**TEXTO PARA LEER**
▬▬▬
Por Juan Pablo Ojeda

 

Faltan apenas 100 días para que ruede el balón y el Mundial 2026 ya juega un partido incómodo fuera de la cancha. Lo que debía ser una fiesta compartida entre Estados Unidos, México y Canadá hoy se mueve en un terreno lleno de tensión política, restricciones migratorias y dudas de seguridad que amenazan con robarle reflectores al futbol.

El primer foco rojo es Irán. La selección asiática ya está clasificada y tiene programados sus tres partidos de fase de grupos en territorio estadounidense. Pero los recientes bombardeos de Estados Unidos e Israel sobre suelo iraní, y la posterior respuesta de Teherán, han encendido la incertidumbre. El conflicto incluso provocó la suspensión temporal de la Finalissima que iban a disputar España y Argentina en Doha. El ruido geopolítico ya impacta la agenda futbolera.

En lo deportivo, Irán vive su cuarto Mundial consecutivo. En lo político, enfrenta un escenario complejo. Si bien Estados Unidos aseguró que jugadores y cuerpo técnico no tendrán problemas de visado, los aficionados iraníes sí tienen prácticamente cerrada la puerta. Eso significa estadios con menos apoyo para un equipo que, como cualquier otro, necesita el impulso de su gente.
▬▬▬
**LO QUE SE PIDE**
Extrae del texto sobre el Mundial 2026 el fragmento que comienza en las palabras "Por Juan Pablo" y termina después de "reflectores al futbol.", sin cambiar nada. Responde solo con lo que dice el texto.
▬▬▬
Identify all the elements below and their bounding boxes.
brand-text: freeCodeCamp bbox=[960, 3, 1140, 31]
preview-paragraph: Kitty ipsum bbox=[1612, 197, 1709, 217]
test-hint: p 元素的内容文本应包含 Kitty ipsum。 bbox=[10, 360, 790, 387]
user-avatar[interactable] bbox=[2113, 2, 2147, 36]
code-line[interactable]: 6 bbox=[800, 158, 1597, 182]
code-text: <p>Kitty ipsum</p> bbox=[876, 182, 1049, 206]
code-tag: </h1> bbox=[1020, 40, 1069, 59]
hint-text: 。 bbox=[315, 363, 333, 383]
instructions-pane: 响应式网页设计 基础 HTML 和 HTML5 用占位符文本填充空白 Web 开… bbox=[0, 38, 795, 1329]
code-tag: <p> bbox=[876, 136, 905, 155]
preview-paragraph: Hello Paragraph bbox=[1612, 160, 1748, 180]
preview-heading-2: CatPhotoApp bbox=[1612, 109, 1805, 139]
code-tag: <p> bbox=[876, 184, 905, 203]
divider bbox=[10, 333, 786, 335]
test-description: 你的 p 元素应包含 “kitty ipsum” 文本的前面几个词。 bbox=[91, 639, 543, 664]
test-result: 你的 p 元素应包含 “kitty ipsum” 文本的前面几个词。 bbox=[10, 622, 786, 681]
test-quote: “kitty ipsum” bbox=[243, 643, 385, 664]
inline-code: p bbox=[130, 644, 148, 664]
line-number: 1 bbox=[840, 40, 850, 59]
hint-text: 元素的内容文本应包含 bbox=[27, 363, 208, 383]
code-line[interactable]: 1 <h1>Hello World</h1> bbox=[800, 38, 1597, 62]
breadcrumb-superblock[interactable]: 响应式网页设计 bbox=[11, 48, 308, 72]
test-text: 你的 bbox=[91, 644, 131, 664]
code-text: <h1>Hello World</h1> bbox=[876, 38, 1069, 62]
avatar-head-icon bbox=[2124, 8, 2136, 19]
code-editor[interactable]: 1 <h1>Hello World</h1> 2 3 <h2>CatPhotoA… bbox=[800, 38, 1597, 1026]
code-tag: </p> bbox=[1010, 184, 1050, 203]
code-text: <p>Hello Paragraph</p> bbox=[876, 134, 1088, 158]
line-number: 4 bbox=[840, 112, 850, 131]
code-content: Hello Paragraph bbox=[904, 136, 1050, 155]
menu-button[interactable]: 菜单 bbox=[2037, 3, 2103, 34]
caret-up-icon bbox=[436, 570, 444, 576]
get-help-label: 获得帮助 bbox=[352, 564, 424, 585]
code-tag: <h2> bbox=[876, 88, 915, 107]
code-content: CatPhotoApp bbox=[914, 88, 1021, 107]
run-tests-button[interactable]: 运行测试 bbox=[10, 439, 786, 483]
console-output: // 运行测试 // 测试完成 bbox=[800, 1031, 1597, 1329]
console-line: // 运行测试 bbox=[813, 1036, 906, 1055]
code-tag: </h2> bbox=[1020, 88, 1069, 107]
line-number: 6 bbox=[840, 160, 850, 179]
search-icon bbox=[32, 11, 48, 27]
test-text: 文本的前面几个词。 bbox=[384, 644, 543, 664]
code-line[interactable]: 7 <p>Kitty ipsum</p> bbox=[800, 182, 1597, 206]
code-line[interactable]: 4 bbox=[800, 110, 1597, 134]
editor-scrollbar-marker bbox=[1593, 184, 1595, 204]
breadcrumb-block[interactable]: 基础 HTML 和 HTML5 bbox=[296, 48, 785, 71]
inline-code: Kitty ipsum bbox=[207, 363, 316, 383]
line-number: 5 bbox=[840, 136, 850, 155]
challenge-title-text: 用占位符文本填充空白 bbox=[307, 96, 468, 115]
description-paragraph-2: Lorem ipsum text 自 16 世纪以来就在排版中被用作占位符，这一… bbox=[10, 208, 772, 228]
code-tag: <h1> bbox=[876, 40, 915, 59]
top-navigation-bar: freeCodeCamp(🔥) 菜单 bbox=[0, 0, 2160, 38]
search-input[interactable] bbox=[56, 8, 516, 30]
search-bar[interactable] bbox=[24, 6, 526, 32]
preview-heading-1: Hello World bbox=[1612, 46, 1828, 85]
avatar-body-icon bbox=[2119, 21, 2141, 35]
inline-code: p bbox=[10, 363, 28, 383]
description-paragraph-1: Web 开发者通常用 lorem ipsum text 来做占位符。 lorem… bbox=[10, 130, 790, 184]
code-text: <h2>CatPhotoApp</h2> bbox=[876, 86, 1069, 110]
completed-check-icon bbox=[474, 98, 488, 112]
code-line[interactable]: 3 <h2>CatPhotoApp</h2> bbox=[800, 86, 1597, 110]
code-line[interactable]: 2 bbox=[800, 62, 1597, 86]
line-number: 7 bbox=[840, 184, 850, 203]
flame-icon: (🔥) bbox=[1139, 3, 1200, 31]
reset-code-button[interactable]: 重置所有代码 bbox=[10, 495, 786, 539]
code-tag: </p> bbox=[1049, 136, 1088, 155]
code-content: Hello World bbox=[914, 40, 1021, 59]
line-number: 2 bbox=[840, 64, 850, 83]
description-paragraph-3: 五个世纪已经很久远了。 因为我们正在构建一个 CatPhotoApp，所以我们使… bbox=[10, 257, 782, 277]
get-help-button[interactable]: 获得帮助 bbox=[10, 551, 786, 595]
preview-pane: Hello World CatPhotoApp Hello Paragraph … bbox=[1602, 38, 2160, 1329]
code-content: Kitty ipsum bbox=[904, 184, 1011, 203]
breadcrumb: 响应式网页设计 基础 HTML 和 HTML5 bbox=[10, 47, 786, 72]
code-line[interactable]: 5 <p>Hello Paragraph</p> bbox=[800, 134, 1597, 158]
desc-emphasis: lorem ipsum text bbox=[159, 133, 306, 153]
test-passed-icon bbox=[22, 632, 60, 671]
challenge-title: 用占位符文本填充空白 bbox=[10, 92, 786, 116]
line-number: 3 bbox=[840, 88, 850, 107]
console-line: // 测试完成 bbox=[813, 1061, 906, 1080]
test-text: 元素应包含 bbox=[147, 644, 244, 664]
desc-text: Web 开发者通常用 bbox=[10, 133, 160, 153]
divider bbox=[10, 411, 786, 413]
▬▬▬
**SOLUCIÓN**
Por Juan Pablo Ojeda

 

Faltan apenas 100 días para que ruede el balón y el Mundial 2026 ya juega un partido incómodo fuera de la cancha. Lo que debía ser una fiesta compartida entre Estados Unidos, México y Canadá hoy se mueve en un terreno lleno de tensión política, restricciones migratorias y dudas de seguridad que amenazan con robarle reflectores al futbol.